The problem:
Write the entries out again exactly as they stand, but without the pictures.

Material to process:
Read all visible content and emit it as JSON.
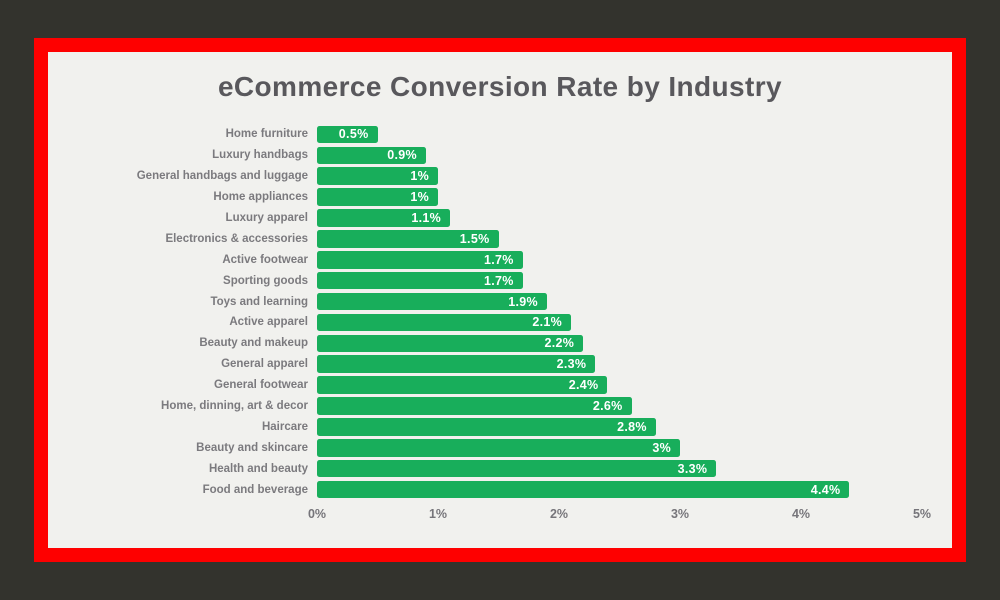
{
  "frame": {
    "outer_background": "#33332d",
    "border_color": "#fe0000",
    "panel_background": "#f1f1ee"
  },
  "chart_data": {
    "type": "bar",
    "orientation": "horizontal",
    "title": "eCommerce Conversion Rate by Industry",
    "categories": [
      "Home furniture",
      "Luxury handbags",
      "General handbags and luggage",
      "Home appliances",
      "Luxury apparel",
      "Electronics & accessories",
      "Active footwear",
      "Sporting goods",
      "Toys and learning",
      "Active apparel",
      "Beauty and makeup",
      "General apparel",
      "General footwear",
      "Home, dinning, art & decor",
      "Haircare",
      "Beauty and skincare",
      "Health and beauty",
      "Food and beverage"
    ],
    "values": [
      0.5,
      0.9,
      1,
      1,
      1.1,
      1.5,
      1.7,
      1.7,
      1.9,
      2.1,
      2.2,
      2.3,
      2.4,
      2.6,
      2.8,
      3,
      3.3,
      4.4
    ],
    "value_labels": [
      "0.5%",
      "0.9%",
      "1%",
      "1%",
      "1.1%",
      "1.5%",
      "1.7%",
      "1.7%",
      "1.9%",
      "2.1%",
      "2.2%",
      "2.3%",
      "2.4%",
      "2.6%",
      "2.8%",
      "3%",
      "3.3%",
      "4.4%"
    ],
    "xlabel": "",
    "ylabel": "",
    "xlim": [
      0,
      5
    ],
    "x_tick_labels": [
      "0%",
      "1%",
      "2%",
      "3%",
      "4%",
      "5%"
    ],
    "grid": false,
    "legend": false,
    "bar_color": "#18ae5b",
    "value_label_color": "#ffffff",
    "category_label_color": "#7b7a7e",
    "tick_label_color": "#76757a",
    "title_color": "#59585c"
  }
}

Result of the exercise:
Read all visible content and emit it as JSON.
{
  "frame": {
    "outer_background": "#33332d",
    "border_color": "#fe0000",
    "panel_background": "#f1f1ee"
  },
  "chart_data": {
    "type": "bar",
    "orientation": "horizontal",
    "title": "eCommerce Conversion Rate by Industry",
    "categories": [
      "Home furniture",
      "Luxury handbags",
      "General handbags and luggage",
      "Home appliances",
      "Luxury apparel",
      "Electronics & accessories",
      "Active footwear",
      "Sporting goods",
      "Toys and learning",
      "Active apparel",
      "Beauty and makeup",
      "General apparel",
      "General footwear",
      "Home, dinning, art & decor",
      "Haircare",
      "Beauty and skincare",
      "Health and beauty",
      "Food and beverage"
    ],
    "values": [
      0.5,
      0.9,
      1,
      1,
      1.1,
      1.5,
      1.7,
      1.7,
      1.9,
      2.1,
      2.2,
      2.3,
      2.4,
      2.6,
      2.8,
      3,
      3.3,
      4.4
    ],
    "value_labels": [
      "0.5%",
      "0.9%",
      "1%",
      "1%",
      "1.1%",
      "1.5%",
      "1.7%",
      "1.7%",
      "1.9%",
      "2.1%",
      "2.2%",
      "2.3%",
      "2.4%",
      "2.6%",
      "2.8%",
      "3%",
      "3.3%",
      "4.4%"
    ],
    "xlabel": "",
    "ylabel": "",
    "xlim": [
      0,
      5
    ],
    "x_tick_labels": [
      "0%",
      "1%",
      "2%",
      "3%",
      "4%",
      "5%"
    ],
    "grid": false,
    "legend": false,
    "bar_color": "#18ae5b",
    "value_label_color": "#ffffff",
    "category_label_color": "#7b7a7e",
    "tick_label_color": "#76757a",
    "title_color": "#59585c"
  }
}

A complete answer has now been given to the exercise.